The full set of entries is to be printed exactly, with pictures excluded.

[Records from a data source]
<<<<
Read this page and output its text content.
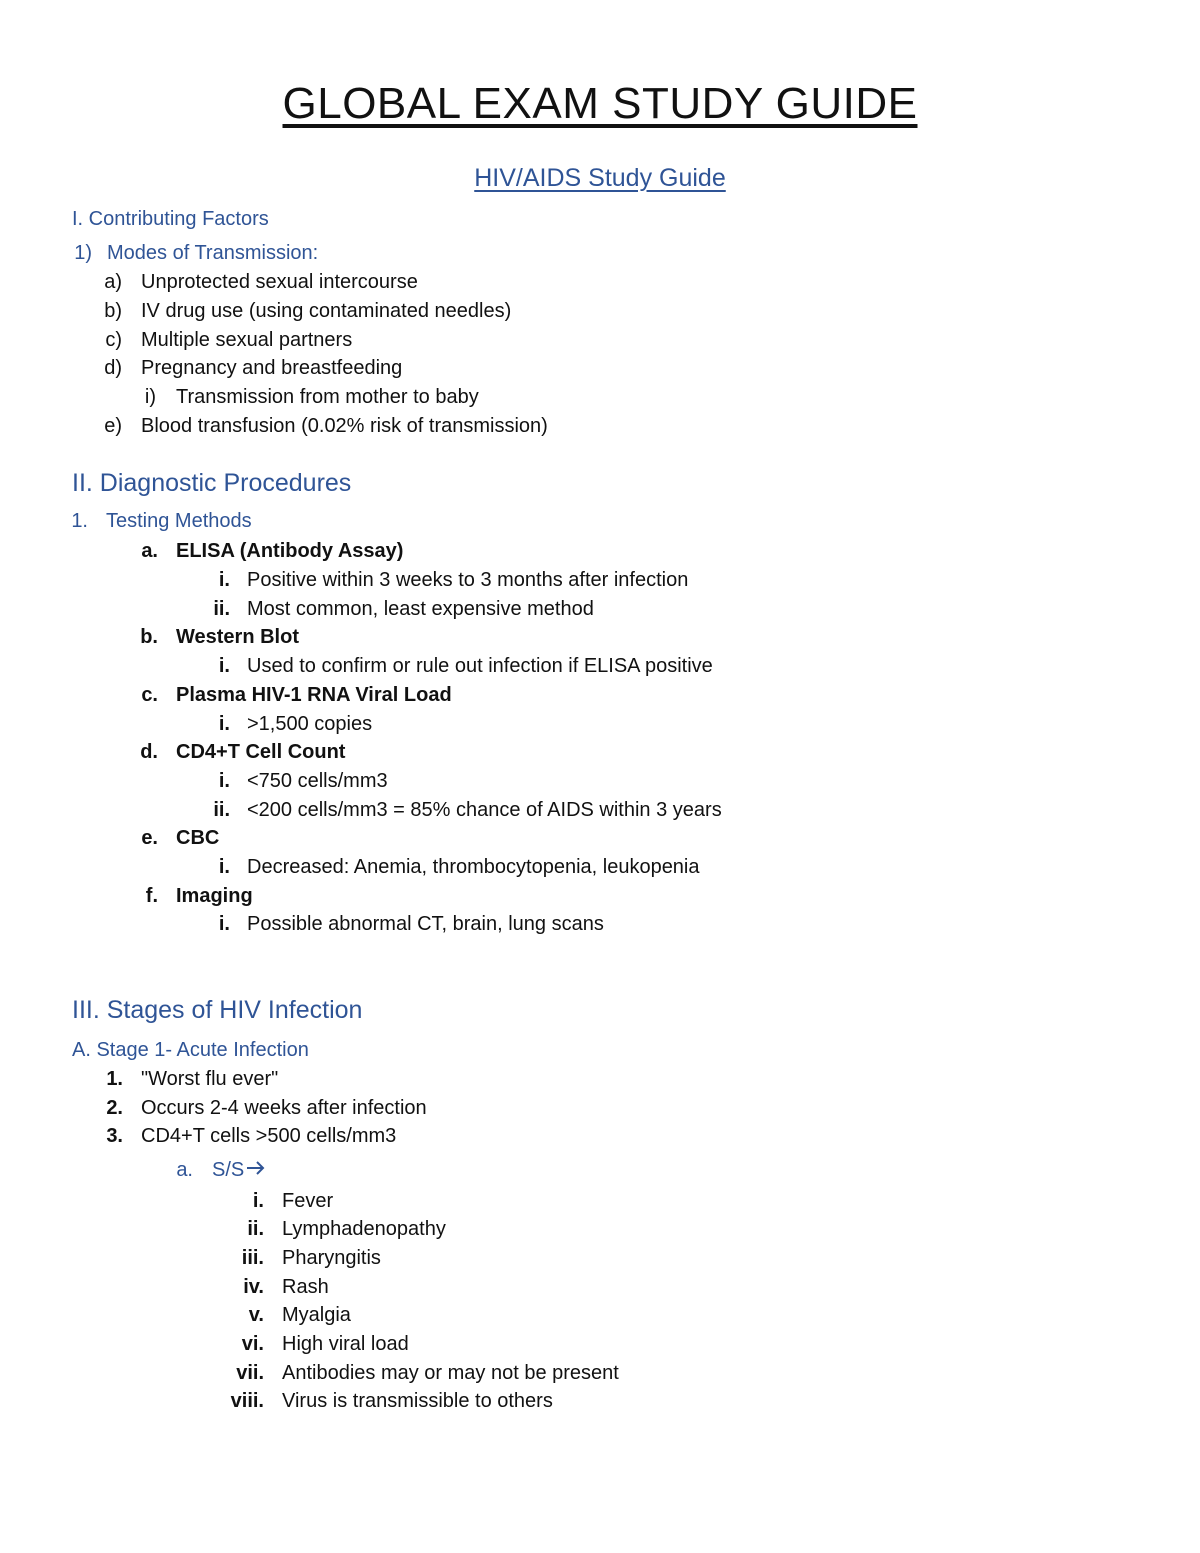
GLOBAL EXAM STUDY GUIDE
HIV/AIDS Study Guide
I. Contributing Factors
1) Modes of Transmission:
a) Unprotected sexual intercourse
b) IV drug use (using contaminated needles)
c) Multiple sexual partners
d) Pregnancy and breastfeeding
i) Transmission from mother to baby
e) Blood transfusion (0.02% risk of transmission)
II. Diagnostic Procedures
1. Testing Methods
a. ELISA (Antibody Assay)
i. Positive within 3 weeks to 3 months after infection
ii. Most common, least expensive method
b. Western Blot
i. Used to confirm or rule out infection if ELISA positive
c. Plasma HIV-1 RNA Viral Load
i. >1,500 copies
d. CD4+T Cell Count
i. <750 cells/mm3
ii. <200 cells/mm3 = 85% chance of AIDS within 3 years
e. CBC
i. Decreased: Anemia, thrombocytopenia, leukopenia
f. Imaging
i. Possible abnormal CT, brain, lung scans
III. Stages of HIV Infection
A. Stage 1- Acute Infection
1. "Worst flu ever"
2. Occurs 2-4 weeks after infection
3. CD4+T cells >500 cells/mm3
a. S/S
i. Fever
ii. Lymphadenopathy
iii. Pharyngitis
iv. Rash
v. Myalgia
vi. High viral load
vii. Antibodies may or may not be present
viii. Virus is transmissible to others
>>>>
Reply:
Read this page and output its text content.
GLOBAL EXAM STUDY GUIDE
HIV/AIDS Study Guide
I. Contributing Factors
1) Modes of Transmission:
a) Unprotected sexual intercourse
b) IV drug use (using contaminated needles)
c) Multiple sexual partners
d) Pregnancy and breastfeeding
i) Transmission from mother to baby
e) Blood transfusion (0.02% risk of transmission)
II. Diagnostic Procedures
1. Testing Methods
a. ELISA (Antibody Assay)
i. Positive within 3 weeks to 3 months after infection
ii. Most common, least expensive method
b. Western Blot
i. Used to confirm or rule out infection if ELISA positive
c. Plasma HIV-1 RNA Viral Load
i. >1,500 copies
d. CD4+T Cell Count
i. <750 cells/mm3
ii. <200 cells/mm3 = 85% chance of AIDS within 3 years
e. CBC
i. Decreased: Anemia, thrombocytopenia, leukopenia
f. Imaging
i. Possible abnormal CT, brain, lung scans
III. Stages of HIV Infection
A. Stage 1- Acute Infection
1. "Worst flu ever"
2. Occurs 2-4 weeks after infection
3. CD4+T cells >500 cells/mm3
a. S/S
i. Fever
ii. Lymphadenopathy
iii. Pharyngitis
iv. Rash
v. Myalgia
vi. High viral load
vii. Antibodies may or may not be present
viii. Virus is transmissible to others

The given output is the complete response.